*Do this:* Repeat every record below exactly as it appears.

(Saved entries)
## start

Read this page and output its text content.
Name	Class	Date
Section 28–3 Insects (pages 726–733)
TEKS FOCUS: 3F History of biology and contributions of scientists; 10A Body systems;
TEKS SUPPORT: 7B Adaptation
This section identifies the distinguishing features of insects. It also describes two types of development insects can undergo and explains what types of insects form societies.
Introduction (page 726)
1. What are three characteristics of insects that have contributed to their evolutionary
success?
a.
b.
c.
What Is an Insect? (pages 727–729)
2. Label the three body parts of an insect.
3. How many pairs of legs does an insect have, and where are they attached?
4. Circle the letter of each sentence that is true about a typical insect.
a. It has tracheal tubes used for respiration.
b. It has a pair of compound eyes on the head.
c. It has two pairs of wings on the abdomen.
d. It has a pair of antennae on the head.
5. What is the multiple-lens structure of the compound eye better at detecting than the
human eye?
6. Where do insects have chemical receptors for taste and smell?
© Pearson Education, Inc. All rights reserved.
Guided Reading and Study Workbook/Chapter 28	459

## end

*Finished exercise:*
Read this page and output its text content.
Name	Class	Date
Section 28–3 Insects (pages 726–733)
TEKS FOCUS: 3F History of biology and contributions of scientists; 10A Body systems;
TEKS SUPPORT: 7B Adaptation
This section identifies the distinguishing features of insects. It also describes two types of development insects can undergo and explains what types of insects form societies.
Introduction (page 726)
1. What are three characteristics of insects that have contributed to their evolutionary
success?
a.
b.
c.
What Is an Insect? (pages 727–729)
2. Label the three body parts of an insect.
3. How many pairs of legs does an insect have, and where are they attached?
4. Circle the letter of each sentence that is true about a typical insect.
a. It has tracheal tubes used for respiration.
b. It has a pair of compound eyes on the head.
c. It has two pairs of wings on the abdomen.
d. It has a pair of antennae on the head.
5. What is the multiple-lens structure of the compound eye better at detecting than the
human eye?
6. Where do insects have chemical receptors for taste and smell?
© Pearson Education, Inc. All rights reserved.
Guided Reading and Study Workbook/Chapter 28	459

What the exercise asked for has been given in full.